:: Provided entries

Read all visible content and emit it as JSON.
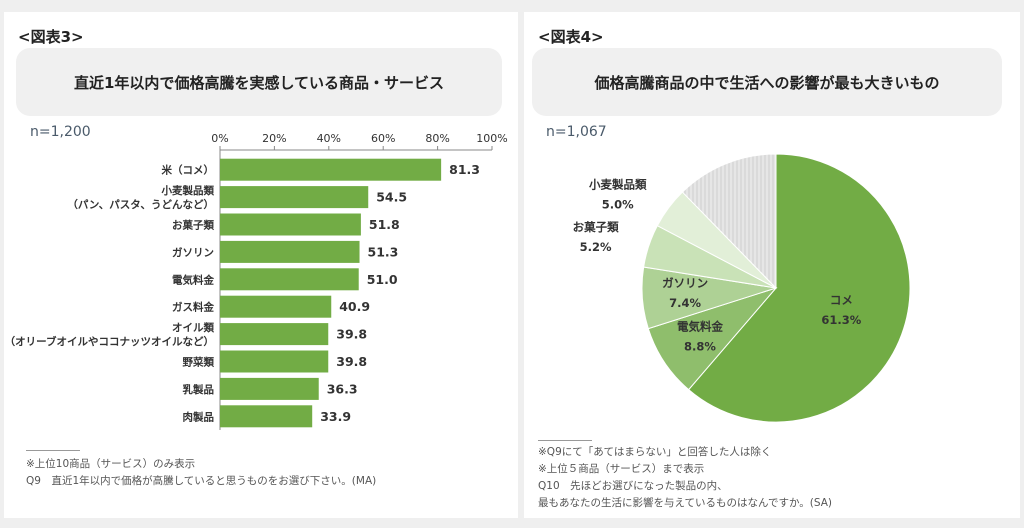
{
  "left": {
    "figure_label": "<図表3>",
    "title": "直近1年以内で価格高騰を実感している商品・サービス",
    "n": "n=1,200",
    "notes": [
      "※上位10商品（サービス）のみ表示",
      "Q9　直近1年以内で価格が高騰していると思うものをお選び下さい。(MA)"
    ]
  },
  "right": {
    "figure_label": "<図表4>",
    "title": "価格高騰商品の中で生活への影響が最も大きいもの",
    "n": "n=1,067",
    "notes": [
      "※Q9にて「あてはまらない」と回答した人は除く",
      "※上位５商品（サービス）まで表示",
      "Q10　先ほどお選びになった製品の内、",
      "最もあなたの生活に影響を与えているものはなんですか。(SA)"
    ]
  },
  "chart_data": [
    {
      "type": "bar",
      "orientation": "horizontal",
      "categories": [
        [
          "米（コメ）"
        ],
        [
          "小麦製品類",
          "（パン、パスタ、うどんなど）"
        ],
        [
          "お菓子類"
        ],
        [
          "ガソリン"
        ],
        [
          "電気料金"
        ],
        [
          "ガス料金"
        ],
        [
          "オイル類",
          "（オリーブオイルやココナッツオイルなど）"
        ],
        [
          "野菜類"
        ],
        [
          "乳製品"
        ],
        [
          "肉製品"
        ]
      ],
      "values": [
        81.3,
        54.5,
        51.8,
        51.3,
        51.0,
        40.9,
        39.8,
        39.8,
        36.3,
        33.9
      ],
      "value_labels": [
        "81.3",
        "54.5",
        "51.8",
        "51.3",
        "51.0",
        "40.9",
        "39.8",
        "39.8",
        "36.3",
        "33.9"
      ],
      "xlim": [
        0,
        100
      ],
      "ticks": [
        0,
        20,
        40,
        60,
        80,
        100
      ],
      "tick_labels": [
        "0%",
        "20%",
        "40%",
        "60%",
        "80%",
        "100%"
      ],
      "axis_position": "top",
      "grid": false,
      "bar_color": "#72ac45"
    },
    {
      "type": "pie",
      "slices": [
        {
          "label": "コメ",
          "value": 61.3,
          "value_label": "61.3%",
          "color": "#72ac45"
        },
        {
          "label": "電気料金",
          "value": 8.8,
          "value_label": "8.8%",
          "color": "#8fbe6c"
        },
        {
          "label": "ガソリン",
          "value": 7.4,
          "value_label": "7.4%",
          "color": "#aed195"
        },
        {
          "label": "お菓子類",
          "value": 5.2,
          "value_label": "5.2%",
          "color": "#c9e2b7"
        },
        {
          "label": "小麦製品類",
          "value": 5.0,
          "value_label": "5.0%",
          "color": "#e2efd8"
        },
        {
          "label": "",
          "value": 12.3,
          "value_label": "",
          "color": "#e4e4e4",
          "hatched": true
        }
      ],
      "start": "12 o'clock",
      "direction": "clockwise"
    }
  ]
}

::::

Take the listing above and restate it word for word, without its pictures.

Read all visible content and emit it as JSON.
{
  "left": {
    "figure_label": "<図表3>",
    "title": "直近1年以内で価格高騰を実感している商品・サービス",
    "n": "n=1,200",
    "notes": [
      "※上位10商品（サービス）のみ表示",
      "Q9　直近1年以内で価格が高騰していると思うものをお選び下さい。(MA)"
    ]
  },
  "right": {
    "figure_label": "<図表4>",
    "title": "価格高騰商品の中で生活への影響が最も大きいもの",
    "n": "n=1,067",
    "notes": [
      "※Q9にて「あてはまらない」と回答した人は除く",
      "※上位５商品（サービス）まで表示",
      "Q10　先ほどお選びになった製品の内、",
      "最もあなたの生活に影響を与えているものはなんですか。(SA)"
    ]
  },
  "chart_data": [
    {
      "type": "bar",
      "orientation": "horizontal",
      "categories": [
        [
          "米（コメ）"
        ],
        [
          "小麦製品類",
          "（パン、パスタ、うどんなど）"
        ],
        [
          "お菓子類"
        ],
        [
          "ガソリン"
        ],
        [
          "電気料金"
        ],
        [
          "ガス料金"
        ],
        [
          "オイル類",
          "（オリーブオイルやココナッツオイルなど）"
        ],
        [
          "野菜類"
        ],
        [
          "乳製品"
        ],
        [
          "肉製品"
        ]
      ],
      "values": [
        81.3,
        54.5,
        51.8,
        51.3,
        51.0,
        40.9,
        39.8,
        39.8,
        36.3,
        33.9
      ],
      "value_labels": [
        "81.3",
        "54.5",
        "51.8",
        "51.3",
        "51.0",
        "40.9",
        "39.8",
        "39.8",
        "36.3",
        "33.9"
      ],
      "xlim": [
        0,
        100
      ],
      "ticks": [
        0,
        20,
        40,
        60,
        80,
        100
      ],
      "tick_labels": [
        "0%",
        "20%",
        "40%",
        "60%",
        "80%",
        "100%"
      ],
      "axis_position": "top",
      "grid": false,
      "bar_color": "#72ac45"
    },
    {
      "type": "pie",
      "slices": [
        {
          "label": "コメ",
          "value": 61.3,
          "value_label": "61.3%",
          "color": "#72ac45"
        },
        {
          "label": "電気料金",
          "value": 8.8,
          "value_label": "8.8%",
          "color": "#8fbe6c"
        },
        {
          "label": "ガソリン",
          "value": 7.4,
          "value_label": "7.4%",
          "color": "#aed195"
        },
        {
          "label": "お菓子類",
          "value": 5.2,
          "value_label": "5.2%",
          "color": "#c9e2b7"
        },
        {
          "label": "小麦製品類",
          "value": 5.0,
          "value_label": "5.0%",
          "color": "#e2efd8"
        },
        {
          "label": "",
          "value": 12.3,
          "value_label": "",
          "color": "#e4e4e4",
          "hatched": true
        }
      ],
      "start": "12 o'clock",
      "direction": "clockwise"
    }
  ]
}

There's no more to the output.